Records from a dataset »
--- Begin ---

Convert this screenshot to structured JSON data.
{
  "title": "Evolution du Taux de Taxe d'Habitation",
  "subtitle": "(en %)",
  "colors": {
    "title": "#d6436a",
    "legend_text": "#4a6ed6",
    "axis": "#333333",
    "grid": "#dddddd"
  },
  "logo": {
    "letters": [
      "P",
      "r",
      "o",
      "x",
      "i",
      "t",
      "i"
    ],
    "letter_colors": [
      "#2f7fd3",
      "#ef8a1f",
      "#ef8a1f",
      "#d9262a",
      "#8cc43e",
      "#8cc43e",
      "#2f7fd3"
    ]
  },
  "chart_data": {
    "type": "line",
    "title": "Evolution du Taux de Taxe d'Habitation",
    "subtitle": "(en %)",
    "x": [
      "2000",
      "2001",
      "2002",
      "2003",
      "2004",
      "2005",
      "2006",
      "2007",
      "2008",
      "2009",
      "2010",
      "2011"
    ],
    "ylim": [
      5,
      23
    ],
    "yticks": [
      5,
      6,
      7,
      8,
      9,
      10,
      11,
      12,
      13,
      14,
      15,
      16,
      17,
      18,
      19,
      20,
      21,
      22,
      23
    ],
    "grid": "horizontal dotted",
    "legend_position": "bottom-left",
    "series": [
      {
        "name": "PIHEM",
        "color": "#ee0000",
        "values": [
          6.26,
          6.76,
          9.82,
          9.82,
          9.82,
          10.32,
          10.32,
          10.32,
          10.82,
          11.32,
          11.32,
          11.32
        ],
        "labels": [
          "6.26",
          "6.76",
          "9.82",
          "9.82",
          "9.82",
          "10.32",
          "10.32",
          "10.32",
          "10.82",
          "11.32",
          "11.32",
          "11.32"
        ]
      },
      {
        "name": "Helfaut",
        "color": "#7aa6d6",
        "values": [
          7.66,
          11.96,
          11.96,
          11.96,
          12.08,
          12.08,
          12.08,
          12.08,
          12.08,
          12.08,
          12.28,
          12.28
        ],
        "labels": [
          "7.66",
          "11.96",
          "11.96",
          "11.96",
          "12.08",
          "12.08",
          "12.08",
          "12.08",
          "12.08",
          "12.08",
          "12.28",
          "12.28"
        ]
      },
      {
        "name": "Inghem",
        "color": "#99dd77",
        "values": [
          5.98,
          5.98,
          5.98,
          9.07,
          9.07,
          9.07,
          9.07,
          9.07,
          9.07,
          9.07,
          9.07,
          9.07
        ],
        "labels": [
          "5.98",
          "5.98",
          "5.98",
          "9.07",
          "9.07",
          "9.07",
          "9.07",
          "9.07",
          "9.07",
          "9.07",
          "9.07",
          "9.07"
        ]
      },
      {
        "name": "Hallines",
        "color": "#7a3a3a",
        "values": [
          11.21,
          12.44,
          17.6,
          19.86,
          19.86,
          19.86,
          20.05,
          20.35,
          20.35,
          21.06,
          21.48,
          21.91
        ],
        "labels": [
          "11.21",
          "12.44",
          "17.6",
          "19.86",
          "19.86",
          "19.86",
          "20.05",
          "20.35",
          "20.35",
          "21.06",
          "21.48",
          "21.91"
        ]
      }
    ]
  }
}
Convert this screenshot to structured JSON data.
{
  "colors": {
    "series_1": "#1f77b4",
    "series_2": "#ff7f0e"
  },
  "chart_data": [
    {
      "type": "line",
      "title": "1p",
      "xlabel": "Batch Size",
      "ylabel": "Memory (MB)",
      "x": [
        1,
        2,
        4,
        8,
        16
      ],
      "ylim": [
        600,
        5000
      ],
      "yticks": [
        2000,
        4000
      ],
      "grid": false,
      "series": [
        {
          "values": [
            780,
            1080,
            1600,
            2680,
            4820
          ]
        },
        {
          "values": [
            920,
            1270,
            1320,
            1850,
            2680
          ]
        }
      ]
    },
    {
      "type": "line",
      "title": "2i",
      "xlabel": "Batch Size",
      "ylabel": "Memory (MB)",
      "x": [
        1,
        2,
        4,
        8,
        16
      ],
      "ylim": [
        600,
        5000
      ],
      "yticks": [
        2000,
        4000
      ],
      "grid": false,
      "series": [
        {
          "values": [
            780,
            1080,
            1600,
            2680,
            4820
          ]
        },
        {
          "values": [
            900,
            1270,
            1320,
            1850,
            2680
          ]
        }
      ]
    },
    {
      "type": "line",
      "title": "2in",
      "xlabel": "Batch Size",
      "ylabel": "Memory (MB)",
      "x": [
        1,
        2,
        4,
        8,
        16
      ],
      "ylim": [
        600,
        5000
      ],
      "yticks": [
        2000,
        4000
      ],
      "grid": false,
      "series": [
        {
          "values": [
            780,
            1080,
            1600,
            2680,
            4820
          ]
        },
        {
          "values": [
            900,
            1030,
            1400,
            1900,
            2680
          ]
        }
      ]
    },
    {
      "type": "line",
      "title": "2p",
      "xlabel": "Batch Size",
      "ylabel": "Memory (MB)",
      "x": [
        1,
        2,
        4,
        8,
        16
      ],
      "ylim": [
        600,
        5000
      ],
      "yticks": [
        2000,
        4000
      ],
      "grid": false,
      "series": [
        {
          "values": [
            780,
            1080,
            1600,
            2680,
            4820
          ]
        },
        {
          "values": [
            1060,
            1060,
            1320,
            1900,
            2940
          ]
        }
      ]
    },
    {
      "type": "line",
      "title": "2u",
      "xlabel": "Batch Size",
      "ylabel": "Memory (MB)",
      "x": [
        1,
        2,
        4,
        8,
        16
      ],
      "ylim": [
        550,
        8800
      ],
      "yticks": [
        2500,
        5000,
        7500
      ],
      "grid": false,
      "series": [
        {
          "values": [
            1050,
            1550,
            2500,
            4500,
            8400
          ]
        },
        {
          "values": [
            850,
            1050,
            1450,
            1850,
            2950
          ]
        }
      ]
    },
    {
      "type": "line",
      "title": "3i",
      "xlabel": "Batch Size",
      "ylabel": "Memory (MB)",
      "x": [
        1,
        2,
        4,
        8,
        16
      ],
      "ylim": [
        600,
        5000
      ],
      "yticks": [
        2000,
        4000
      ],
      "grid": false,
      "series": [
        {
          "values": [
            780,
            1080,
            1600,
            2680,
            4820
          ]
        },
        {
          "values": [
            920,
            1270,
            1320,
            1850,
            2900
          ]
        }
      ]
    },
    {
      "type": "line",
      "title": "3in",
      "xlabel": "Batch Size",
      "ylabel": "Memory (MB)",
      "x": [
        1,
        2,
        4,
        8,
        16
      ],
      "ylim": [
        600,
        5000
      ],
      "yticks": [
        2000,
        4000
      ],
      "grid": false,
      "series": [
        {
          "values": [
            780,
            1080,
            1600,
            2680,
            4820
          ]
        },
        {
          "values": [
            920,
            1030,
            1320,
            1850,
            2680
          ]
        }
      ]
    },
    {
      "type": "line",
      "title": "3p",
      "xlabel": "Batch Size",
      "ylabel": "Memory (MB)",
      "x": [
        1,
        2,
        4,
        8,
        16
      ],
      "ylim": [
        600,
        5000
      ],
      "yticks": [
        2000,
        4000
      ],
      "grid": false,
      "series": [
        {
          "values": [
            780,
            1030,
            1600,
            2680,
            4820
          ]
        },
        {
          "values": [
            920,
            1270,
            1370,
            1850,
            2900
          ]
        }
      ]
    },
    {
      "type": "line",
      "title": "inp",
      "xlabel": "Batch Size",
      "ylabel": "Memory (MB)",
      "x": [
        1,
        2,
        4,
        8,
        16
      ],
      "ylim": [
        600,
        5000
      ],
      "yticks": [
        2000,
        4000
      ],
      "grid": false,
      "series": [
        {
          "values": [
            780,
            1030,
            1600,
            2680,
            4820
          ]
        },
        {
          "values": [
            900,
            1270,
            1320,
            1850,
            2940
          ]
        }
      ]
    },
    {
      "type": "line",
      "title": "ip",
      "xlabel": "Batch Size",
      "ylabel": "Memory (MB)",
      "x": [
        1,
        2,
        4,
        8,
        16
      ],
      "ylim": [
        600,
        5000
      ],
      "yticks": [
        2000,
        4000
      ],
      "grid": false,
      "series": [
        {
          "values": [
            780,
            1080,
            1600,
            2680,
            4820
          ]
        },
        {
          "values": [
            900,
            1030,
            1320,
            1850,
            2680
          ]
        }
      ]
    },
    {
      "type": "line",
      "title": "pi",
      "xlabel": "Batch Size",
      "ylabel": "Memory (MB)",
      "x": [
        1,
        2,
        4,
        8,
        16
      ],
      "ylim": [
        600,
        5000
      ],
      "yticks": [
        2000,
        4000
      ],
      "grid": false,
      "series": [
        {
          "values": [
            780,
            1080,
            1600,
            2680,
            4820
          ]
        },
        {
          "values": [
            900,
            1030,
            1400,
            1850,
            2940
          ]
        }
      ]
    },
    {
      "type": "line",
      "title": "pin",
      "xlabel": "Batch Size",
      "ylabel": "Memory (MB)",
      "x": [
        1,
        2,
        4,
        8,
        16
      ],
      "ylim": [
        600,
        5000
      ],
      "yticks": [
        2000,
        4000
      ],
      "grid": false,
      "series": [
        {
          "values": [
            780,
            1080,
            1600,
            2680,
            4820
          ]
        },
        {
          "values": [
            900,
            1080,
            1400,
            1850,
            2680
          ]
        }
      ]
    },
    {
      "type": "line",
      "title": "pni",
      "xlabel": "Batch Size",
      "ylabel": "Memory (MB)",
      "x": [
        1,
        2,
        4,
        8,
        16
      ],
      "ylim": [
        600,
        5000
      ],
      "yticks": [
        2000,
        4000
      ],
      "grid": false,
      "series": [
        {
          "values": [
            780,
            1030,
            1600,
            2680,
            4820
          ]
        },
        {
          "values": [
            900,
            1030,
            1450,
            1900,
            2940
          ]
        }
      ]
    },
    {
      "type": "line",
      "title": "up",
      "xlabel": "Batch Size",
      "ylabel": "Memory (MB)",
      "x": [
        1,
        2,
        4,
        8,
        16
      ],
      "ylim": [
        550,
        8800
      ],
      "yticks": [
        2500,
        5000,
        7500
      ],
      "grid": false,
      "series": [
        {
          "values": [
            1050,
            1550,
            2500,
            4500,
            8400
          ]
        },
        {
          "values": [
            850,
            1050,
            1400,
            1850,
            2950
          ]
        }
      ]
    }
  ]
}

--- End ---

Filter the data, keeping only the lines that contain "Evolution".

Answer for this exercise »
  "title": "Evolution du Taux de Taxe d'Habitation",
    "title": "Evolution du Taux de Taxe d'Habitation",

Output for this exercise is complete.